(WHAT THE TASK ASKS): Every record should be repeated exactly, except that pictures are left out.

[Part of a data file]
::::::::::
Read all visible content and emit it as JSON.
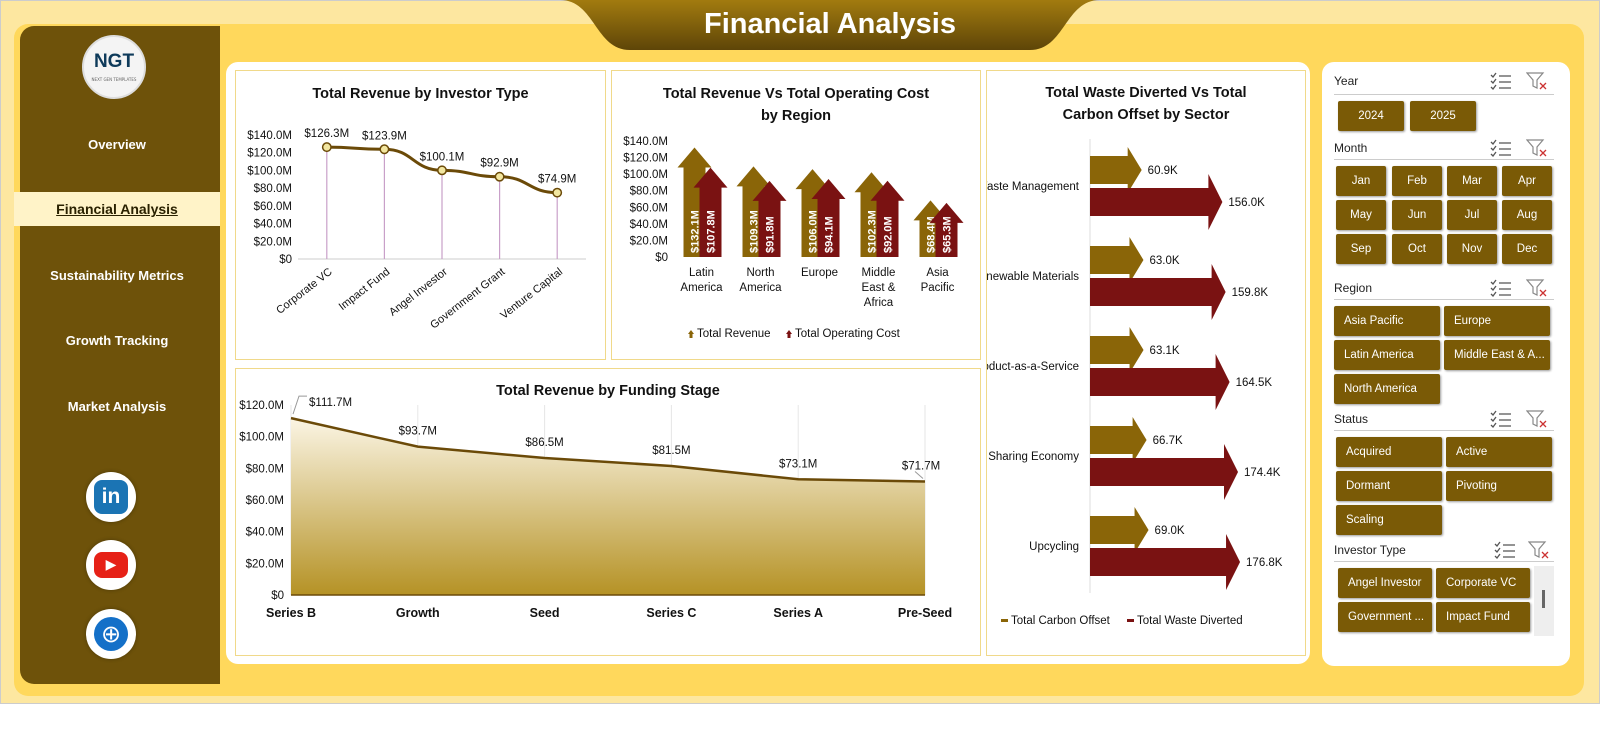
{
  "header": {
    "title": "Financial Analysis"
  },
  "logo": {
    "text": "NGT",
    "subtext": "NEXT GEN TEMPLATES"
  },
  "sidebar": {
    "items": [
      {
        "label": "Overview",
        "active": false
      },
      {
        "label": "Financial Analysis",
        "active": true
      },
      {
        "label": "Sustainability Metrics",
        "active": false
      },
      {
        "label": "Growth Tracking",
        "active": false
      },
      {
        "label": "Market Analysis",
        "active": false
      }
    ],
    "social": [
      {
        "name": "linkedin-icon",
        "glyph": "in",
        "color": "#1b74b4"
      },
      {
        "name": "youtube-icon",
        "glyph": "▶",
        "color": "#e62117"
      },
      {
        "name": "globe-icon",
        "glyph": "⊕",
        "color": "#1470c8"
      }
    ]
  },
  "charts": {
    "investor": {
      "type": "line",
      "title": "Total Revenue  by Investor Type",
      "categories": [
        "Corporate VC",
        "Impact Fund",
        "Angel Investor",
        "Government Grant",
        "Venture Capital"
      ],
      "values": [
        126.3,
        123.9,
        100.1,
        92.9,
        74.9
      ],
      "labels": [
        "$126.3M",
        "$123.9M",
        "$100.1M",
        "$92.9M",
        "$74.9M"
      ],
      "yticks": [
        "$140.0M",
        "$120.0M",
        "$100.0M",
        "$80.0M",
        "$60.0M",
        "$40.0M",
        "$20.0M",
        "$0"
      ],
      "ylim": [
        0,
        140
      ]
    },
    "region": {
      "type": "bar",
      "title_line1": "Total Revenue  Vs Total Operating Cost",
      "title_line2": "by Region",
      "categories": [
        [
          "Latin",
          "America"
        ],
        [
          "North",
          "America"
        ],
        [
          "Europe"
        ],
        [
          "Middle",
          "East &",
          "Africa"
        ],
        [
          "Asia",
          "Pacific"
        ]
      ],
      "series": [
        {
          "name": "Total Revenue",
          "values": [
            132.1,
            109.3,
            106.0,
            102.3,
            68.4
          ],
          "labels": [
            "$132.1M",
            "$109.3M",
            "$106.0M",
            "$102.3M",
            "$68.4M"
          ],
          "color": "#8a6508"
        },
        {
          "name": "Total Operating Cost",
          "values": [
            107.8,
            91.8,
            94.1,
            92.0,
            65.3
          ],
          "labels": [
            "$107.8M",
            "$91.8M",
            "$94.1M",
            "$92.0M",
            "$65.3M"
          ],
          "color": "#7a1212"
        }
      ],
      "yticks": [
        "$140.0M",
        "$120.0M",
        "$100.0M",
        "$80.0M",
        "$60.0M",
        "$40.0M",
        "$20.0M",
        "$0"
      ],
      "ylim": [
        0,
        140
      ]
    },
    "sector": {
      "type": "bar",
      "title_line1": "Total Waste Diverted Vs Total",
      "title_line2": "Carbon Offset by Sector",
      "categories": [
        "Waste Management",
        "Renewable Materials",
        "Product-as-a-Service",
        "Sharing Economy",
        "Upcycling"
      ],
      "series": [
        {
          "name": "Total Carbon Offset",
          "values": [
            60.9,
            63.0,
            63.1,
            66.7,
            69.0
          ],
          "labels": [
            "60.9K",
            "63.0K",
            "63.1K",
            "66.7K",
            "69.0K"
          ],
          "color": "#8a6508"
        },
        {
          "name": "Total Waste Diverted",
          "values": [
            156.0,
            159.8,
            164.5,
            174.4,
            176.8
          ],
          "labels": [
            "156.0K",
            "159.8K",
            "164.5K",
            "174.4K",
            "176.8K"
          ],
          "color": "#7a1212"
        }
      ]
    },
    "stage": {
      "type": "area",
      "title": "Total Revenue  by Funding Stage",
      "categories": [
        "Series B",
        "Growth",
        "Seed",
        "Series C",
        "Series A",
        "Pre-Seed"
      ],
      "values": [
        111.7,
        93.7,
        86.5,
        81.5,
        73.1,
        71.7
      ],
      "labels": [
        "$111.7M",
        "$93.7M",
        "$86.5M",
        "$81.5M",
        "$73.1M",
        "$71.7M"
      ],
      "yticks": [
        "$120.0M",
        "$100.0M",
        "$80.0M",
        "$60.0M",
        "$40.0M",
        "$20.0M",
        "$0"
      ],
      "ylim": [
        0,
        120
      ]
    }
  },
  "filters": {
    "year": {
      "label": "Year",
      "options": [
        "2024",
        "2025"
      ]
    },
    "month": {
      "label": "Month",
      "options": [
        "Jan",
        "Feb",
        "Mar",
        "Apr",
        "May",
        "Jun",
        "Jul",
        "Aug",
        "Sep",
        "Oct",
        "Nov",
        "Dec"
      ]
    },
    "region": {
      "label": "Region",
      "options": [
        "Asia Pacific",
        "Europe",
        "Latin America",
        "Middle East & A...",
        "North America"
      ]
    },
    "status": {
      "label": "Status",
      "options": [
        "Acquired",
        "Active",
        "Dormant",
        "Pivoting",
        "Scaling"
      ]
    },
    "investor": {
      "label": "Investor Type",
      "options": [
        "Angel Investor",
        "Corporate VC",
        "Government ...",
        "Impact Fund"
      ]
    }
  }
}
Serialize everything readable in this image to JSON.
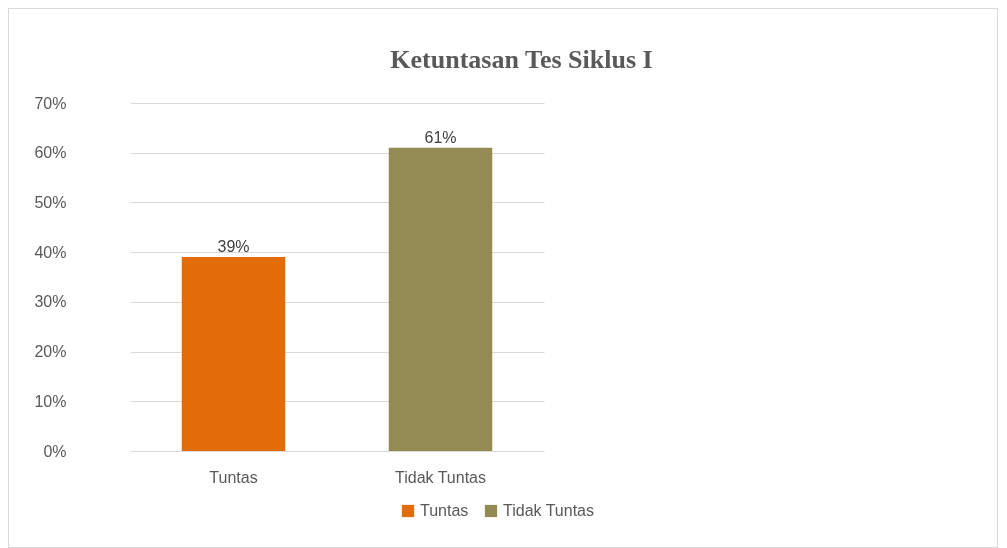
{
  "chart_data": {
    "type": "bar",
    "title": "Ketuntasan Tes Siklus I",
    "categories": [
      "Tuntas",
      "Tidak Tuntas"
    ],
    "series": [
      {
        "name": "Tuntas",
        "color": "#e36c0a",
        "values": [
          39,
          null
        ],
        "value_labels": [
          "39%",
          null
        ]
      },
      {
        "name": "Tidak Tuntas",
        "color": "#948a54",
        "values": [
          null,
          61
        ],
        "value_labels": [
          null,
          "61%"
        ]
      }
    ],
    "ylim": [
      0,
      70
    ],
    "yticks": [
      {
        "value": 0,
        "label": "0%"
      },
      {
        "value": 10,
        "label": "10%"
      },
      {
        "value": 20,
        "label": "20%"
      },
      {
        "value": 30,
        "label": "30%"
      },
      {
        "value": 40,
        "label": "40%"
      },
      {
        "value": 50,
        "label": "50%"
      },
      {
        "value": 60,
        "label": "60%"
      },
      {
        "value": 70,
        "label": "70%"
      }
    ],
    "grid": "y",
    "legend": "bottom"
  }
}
::::::::::
(RESPONSE TO THE EXERCISE):
Read all visible content and emit it as JSON.
{
  "header": {
    "title": "Financial Analysis"
  },
  "logo": {
    "text": "NGT",
    "subtext": "NEXT GEN TEMPLATES"
  },
  "sidebar": {
    "items": [
      {
        "label": "Overview",
        "active": false
      },
      {
        "label": "Financial Analysis",
        "active": true
      },
      {
        "label": "Sustainability Metrics",
        "active": false
      },
      {
        "label": "Growth Tracking",
        "active": false
      },
      {
        "label": "Market Analysis",
        "active": false
      }
    ],
    "social": [
      {
        "name": "linkedin-icon",
        "glyph": "in",
        "color": "#1b74b4"
      },
      {
        "name": "youtube-icon",
        "glyph": "▶",
        "color": "#e62117"
      },
      {
        "name": "globe-icon",
        "glyph": "⊕",
        "color": "#1470c8"
      }
    ]
  },
  "charts": {
    "investor": {
      "type": "line",
      "title": "Total Revenue  by Investor Type",
      "categories": [
        "Corporate VC",
        "Impact Fund",
        "Angel Investor",
        "Government Grant",
        "Venture Capital"
      ],
      "values": [
        126.3,
        123.9,
        100.1,
        92.9,
        74.9
      ],
      "labels": [
        "$126.3M",
        "$123.9M",
        "$100.1M",
        "$92.9M",
        "$74.9M"
      ],
      "yticks": [
        "$140.0M",
        "$120.0M",
        "$100.0M",
        "$80.0M",
        "$60.0M",
        "$40.0M",
        "$20.0M",
        "$0"
      ],
      "ylim": [
        0,
        140
      ]
    },
    "region": {
      "type": "bar",
      "title_line1": "Total Revenue  Vs Total Operating Cost",
      "title_line2": "by Region",
      "categories": [
        [
          "Latin",
          "America"
        ],
        [
          "North",
          "America"
        ],
        [
          "Europe"
        ],
        [
          "Middle",
          "East &",
          "Africa"
        ],
        [
          "Asia",
          "Pacific"
        ]
      ],
      "series": [
        {
          "name": "Total Revenue",
          "values": [
            132.1,
            109.3,
            106.0,
            102.3,
            68.4
          ],
          "labels": [
            "$132.1M",
            "$109.3M",
            "$106.0M",
            "$102.3M",
            "$68.4M"
          ],
          "color": "#8a6508"
        },
        {
          "name": "Total Operating Cost",
          "values": [
            107.8,
            91.8,
            94.1,
            92.0,
            65.3
          ],
          "labels": [
            "$107.8M",
            "$91.8M",
            "$94.1M",
            "$92.0M",
            "$65.3M"
          ],
          "color": "#7a1212"
        }
      ],
      "yticks": [
        "$140.0M",
        "$120.0M",
        "$100.0M",
        "$80.0M",
        "$60.0M",
        "$40.0M",
        "$20.0M",
        "$0"
      ],
      "ylim": [
        0,
        140
      ]
    },
    "sector": {
      "type": "bar",
      "title_line1": "Total Waste Diverted Vs Total",
      "title_line2": "Carbon Offset by Sector",
      "categories": [
        "Waste Management",
        "Renewable Materials",
        "Product-as-a-Service",
        "Sharing Economy",
        "Upcycling"
      ],
      "series": [
        {
          "name": "Total Carbon Offset",
          "values": [
            60.9,
            63.0,
            63.1,
            66.7,
            69.0
          ],
          "labels": [
            "60.9K",
            "63.0K",
            "63.1K",
            "66.7K",
            "69.0K"
          ],
          "color": "#8a6508"
        },
        {
          "name": "Total Waste Diverted",
          "values": [
            156.0,
            159.8,
            164.5,
            174.4,
            176.8
          ],
          "labels": [
            "156.0K",
            "159.8K",
            "164.5K",
            "174.4K",
            "176.8K"
          ],
          "color": "#7a1212"
        }
      ]
    },
    "stage": {
      "type": "area",
      "title": "Total Revenue  by Funding Stage",
      "categories": [
        "Series B",
        "Growth",
        "Seed",
        "Series C",
        "Series A",
        "Pre-Seed"
      ],
      "values": [
        111.7,
        93.7,
        86.5,
        81.5,
        73.1,
        71.7
      ],
      "labels": [
        "$111.7M",
        "$93.7M",
        "$86.5M",
        "$81.5M",
        "$73.1M",
        "$71.7M"
      ],
      "yticks": [
        "$120.0M",
        "$100.0M",
        "$80.0M",
        "$60.0M",
        "$40.0M",
        "$20.0M",
        "$0"
      ],
      "ylim": [
        0,
        120
      ]
    }
  },
  "filters": {
    "year": {
      "label": "Year",
      "options": [
        "2024",
        "2025"
      ]
    },
    "month": {
      "label": "Month",
      "options": [
        "Jan",
        "Feb",
        "Mar",
        "Apr",
        "May",
        "Jun",
        "Jul",
        "Aug",
        "Sep",
        "Oct",
        "Nov",
        "Dec"
      ]
    },
    "region": {
      "label": "Region",
      "options": [
        "Asia Pacific",
        "Europe",
        "Latin America",
        "Middle East & A...",
        "North America"
      ]
    },
    "status": {
      "label": "Status",
      "options": [
        "Acquired",
        "Active",
        "Dormant",
        "Pivoting",
        "Scaling"
      ]
    },
    "investor": {
      "label": "Investor Type",
      "options": [
        "Angel Investor",
        "Corporate VC",
        "Government ...",
        "Impact Fund"
      ]
    }
  }
}
Serialize everything readable in this image to JSON.
{
  "chart_data": {
    "type": "bar",
    "title": "Ketuntasan Tes Siklus I",
    "categories": [
      "Tuntas",
      "Tidak Tuntas"
    ],
    "series": [
      {
        "name": "Tuntas",
        "color": "#e36c0a",
        "values": [
          39,
          null
        ],
        "value_labels": [
          "39%",
          null
        ]
      },
      {
        "name": "Tidak Tuntas",
        "color": "#948a54",
        "values": [
          null,
          61
        ],
        "value_labels": [
          null,
          "61%"
        ]
      }
    ],
    "ylim": [
      0,
      70
    ],
    "yticks": [
      {
        "value": 0,
        "label": "0%"
      },
      {
        "value": 10,
        "label": "10%"
      },
      {
        "value": 20,
        "label": "20%"
      },
      {
        "value": 30,
        "label": "30%"
      },
      {
        "value": 40,
        "label": "40%"
      },
      {
        "value": 50,
        "label": "50%"
      },
      {
        "value": 60,
        "label": "60%"
      },
      {
        "value": 70,
        "label": "70%"
      }
    ],
    "grid": "y",
    "legend": "bottom"
  }
}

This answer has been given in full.